Data entries
══════════

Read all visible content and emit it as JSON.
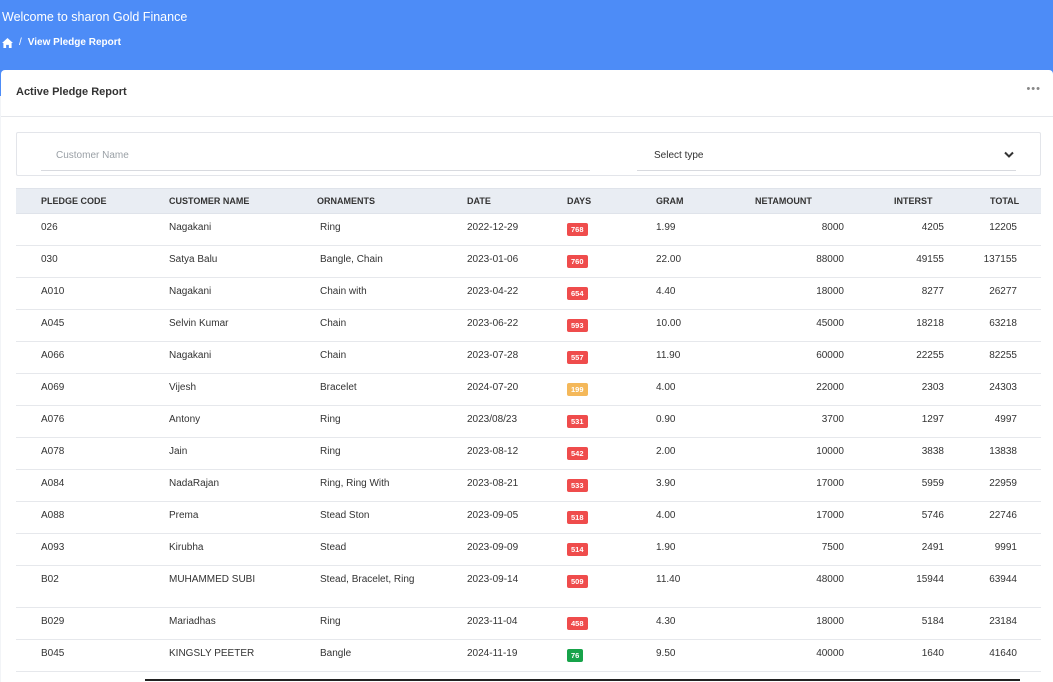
{
  "header": {
    "welcome": "Welcome to sharon Gold Finance",
    "breadcrumb": "View Pledge Report",
    "breadcrumb_sep": "/",
    "home_icon": "home-icon",
    "color": "#4d8cf7"
  },
  "card": {
    "title": "Active Pledge Report",
    "more": "•••"
  },
  "filters": {
    "customer_placeholder": "Customer Name",
    "customer_value": "",
    "type_select": "Select type"
  },
  "table": {
    "headers": [
      "PLEDGE CODE",
      "CUSTOMER NAME",
      "ORNAMENTS",
      "DATE",
      "DAYS",
      "GRAM",
      "NETAMOUNT",
      "INTERST",
      "TOTAL"
    ],
    "rows": [
      {
        "code": "026",
        "name": "Nagakani",
        "ornaments": "Ring",
        "date": "2022-12-29",
        "days": "768",
        "badge": "red",
        "gram": "1.99",
        "net": "8000",
        "interest": "4205",
        "total": "12205"
      },
      {
        "code": "030",
        "name": "Satya Balu",
        "ornaments": "Bangle, Chain",
        "date": "2023-01-06",
        "days": "760",
        "badge": "red",
        "gram": "22.00",
        "net": "88000",
        "interest": "49155",
        "total": "137155"
      },
      {
        "code": "A010",
        "name": "Nagakani",
        "ornaments": "Chain with",
        "date": "2023-04-22",
        "days": "654",
        "badge": "red",
        "gram": "4.40",
        "net": "18000",
        "interest": "8277",
        "total": "26277"
      },
      {
        "code": "A045",
        "name": "Selvin Kumar",
        "ornaments": "Chain",
        "date": "2023-06-22",
        "days": "593",
        "badge": "red",
        "gram": "10.00",
        "net": "45000",
        "interest": "18218",
        "total": "63218"
      },
      {
        "code": "A066",
        "name": "Nagakani",
        "ornaments": "Chain",
        "date": "2023-07-28",
        "days": "557",
        "badge": "red",
        "gram": "11.90",
        "net": "60000",
        "interest": "22255",
        "total": "82255"
      },
      {
        "code": "A069",
        "name": "Vijesh",
        "ornaments": "Bracelet",
        "date": "2024-07-20",
        "days": "199",
        "badge": "amber",
        "gram": "4.00",
        "net": "22000",
        "interest": "2303",
        "total": "24303"
      },
      {
        "code": "A076",
        "name": "Antony",
        "ornaments": "Ring",
        "date": "2023/08/23",
        "days": "531",
        "badge": "red",
        "gram": "0.90",
        "net": "3700",
        "interest": "1297",
        "total": "4997"
      },
      {
        "code": "A078",
        "name": "Jain",
        "ornaments": "Ring",
        "date": "2023-08-12",
        "days": "542",
        "badge": "red",
        "gram": "2.00",
        "net": "10000",
        "interest": "3838",
        "total": "13838"
      },
      {
        "code": "A084",
        "name": "NadaRajan",
        "ornaments": "Ring, Ring With",
        "date": "2023-08-21",
        "days": "533",
        "badge": "red",
        "gram": "3.90",
        "net": "17000",
        "interest": "5959",
        "total": "22959"
      },
      {
        "code": "A088",
        "name": "Prema",
        "ornaments": "Stead Ston",
        "date": "2023-09-05",
        "days": "518",
        "badge": "red",
        "gram": "4.00",
        "net": "17000",
        "interest": "5746",
        "total": "22746"
      },
      {
        "code": "A093",
        "name": "Kirubha",
        "ornaments": "Stead",
        "date": "2023-09-09",
        "days": "514",
        "badge": "red",
        "gram": "1.90",
        "net": "7500",
        "interest": "2491",
        "total": "9991"
      },
      {
        "code": "B02",
        "name": "MUHAMMED SUBI",
        "ornaments": "Stead, Bracelet, Ring",
        "date": "2023-09-14",
        "days": "509",
        "badge": "red",
        "gram": "11.40",
        "net": "48000",
        "interest": "15944",
        "total": "63944",
        "tall": true
      },
      {
        "code": "B029",
        "name": "Mariadhas",
        "ornaments": "Ring",
        "date": "2023-11-04",
        "days": "458",
        "badge": "red",
        "gram": "4.30",
        "net": "18000",
        "interest": "5184",
        "total": "23184"
      },
      {
        "code": "B045",
        "name": "KINGSLY PEETER",
        "ornaments": "Bangle",
        "date": "2024-11-19",
        "days": "76",
        "badge": "green",
        "gram": "9.50",
        "net": "40000",
        "interest": "1640",
        "total": "41640"
      }
    ]
  },
  "colors": {
    "badge_red": "#ef4c4c",
    "badge_amber": "#f4b85a",
    "badge_green": "#17a34a"
  }
}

══════════

**Instructions for the task**
Repeat the entries exactly and keep the pictures out of the copy.

**Output**
Read all visible content and emit it as JSON.
{
  "header": {
    "welcome": "Welcome to sharon Gold Finance",
    "breadcrumb": "View Pledge Report",
    "breadcrumb_sep": "/",
    "home_icon": "home-icon",
    "color": "#4d8cf7"
  },
  "card": {
    "title": "Active Pledge Report",
    "more": "•••"
  },
  "filters": {
    "customer_placeholder": "Customer Name",
    "customer_value": "",
    "type_select": "Select type"
  },
  "table": {
    "headers": [
      "PLEDGE CODE",
      "CUSTOMER NAME",
      "ORNAMENTS",
      "DATE",
      "DAYS",
      "GRAM",
      "NETAMOUNT",
      "INTERST",
      "TOTAL"
    ],
    "rows": [
      {
        "code": "026",
        "name": "Nagakani",
        "ornaments": "Ring",
        "date": "2022-12-29",
        "days": "768",
        "badge": "red",
        "gram": "1.99",
        "net": "8000",
        "interest": "4205",
        "total": "12205"
      },
      {
        "code": "030",
        "name": "Satya Balu",
        "ornaments": "Bangle, Chain",
        "date": "2023-01-06",
        "days": "760",
        "badge": "red",
        "gram": "22.00",
        "net": "88000",
        "interest": "49155",
        "total": "137155"
      },
      {
        "code": "A010",
        "name": "Nagakani",
        "ornaments": "Chain with",
        "date": "2023-04-22",
        "days": "654",
        "badge": "red",
        "gram": "4.40",
        "net": "18000",
        "interest": "8277",
        "total": "26277"
      },
      {
        "code": "A045",
        "name": "Selvin Kumar",
        "ornaments": "Chain",
        "date": "2023-06-22",
        "days": "593",
        "badge": "red",
        "gram": "10.00",
        "net": "45000",
        "interest": "18218",
        "total": "63218"
      },
      {
        "code": "A066",
        "name": "Nagakani",
        "ornaments": "Chain",
        "date": "2023-07-28",
        "days": "557",
        "badge": "red",
        "gram": "11.90",
        "net": "60000",
        "interest": "22255",
        "total": "82255"
      },
      {
        "code": "A069",
        "name": "Vijesh",
        "ornaments": "Bracelet",
        "date": "2024-07-20",
        "days": "199",
        "badge": "amber",
        "gram": "4.00",
        "net": "22000",
        "interest": "2303",
        "total": "24303"
      },
      {
        "code": "A076",
        "name": "Antony",
        "ornaments": "Ring",
        "date": "2023/08/23",
        "days": "531",
        "badge": "red",
        "gram": "0.90",
        "net": "3700",
        "interest": "1297",
        "total": "4997"
      },
      {
        "code": "A078",
        "name": "Jain",
        "ornaments": "Ring",
        "date": "2023-08-12",
        "days": "542",
        "badge": "red",
        "gram": "2.00",
        "net": "10000",
        "interest": "3838",
        "total": "13838"
      },
      {
        "code": "A084",
        "name": "NadaRajan",
        "ornaments": "Ring, Ring With",
        "date": "2023-08-21",
        "days": "533",
        "badge": "red",
        "gram": "3.90",
        "net": "17000",
        "interest": "5959",
        "total": "22959"
      },
      {
        "code": "A088",
        "name": "Prema",
        "ornaments": "Stead Ston",
        "date": "2023-09-05",
        "days": "518",
        "badge": "red",
        "gram": "4.00",
        "net": "17000",
        "interest": "5746",
        "total": "22746"
      },
      {
        "code": "A093",
        "name": "Kirubha",
        "ornaments": "Stead",
        "date": "2023-09-09",
        "days": "514",
        "badge": "red",
        "gram": "1.90",
        "net": "7500",
        "interest": "2491",
        "total": "9991"
      },
      {
        "code": "B02",
        "name": "MUHAMMED SUBI",
        "ornaments": "Stead, Bracelet, Ring",
        "date": "2023-09-14",
        "days": "509",
        "badge": "red",
        "gram": "11.40",
        "net": "48000",
        "interest": "15944",
        "total": "63944",
        "tall": true
      },
      {
        "code": "B029",
        "name": "Mariadhas",
        "ornaments": "Ring",
        "date": "2023-11-04",
        "days": "458",
        "badge": "red",
        "gram": "4.30",
        "net": "18000",
        "interest": "5184",
        "total": "23184"
      },
      {
        "code": "B045",
        "name": "KINGSLY PEETER",
        "ornaments": "Bangle",
        "date": "2024-11-19",
        "days": "76",
        "badge": "green",
        "gram": "9.50",
        "net": "40000",
        "interest": "1640",
        "total": "41640"
      }
    ]
  },
  "colors": {
    "badge_red": "#ef4c4c",
    "badge_amber": "#f4b85a",
    "badge_green": "#17a34a"
  }
}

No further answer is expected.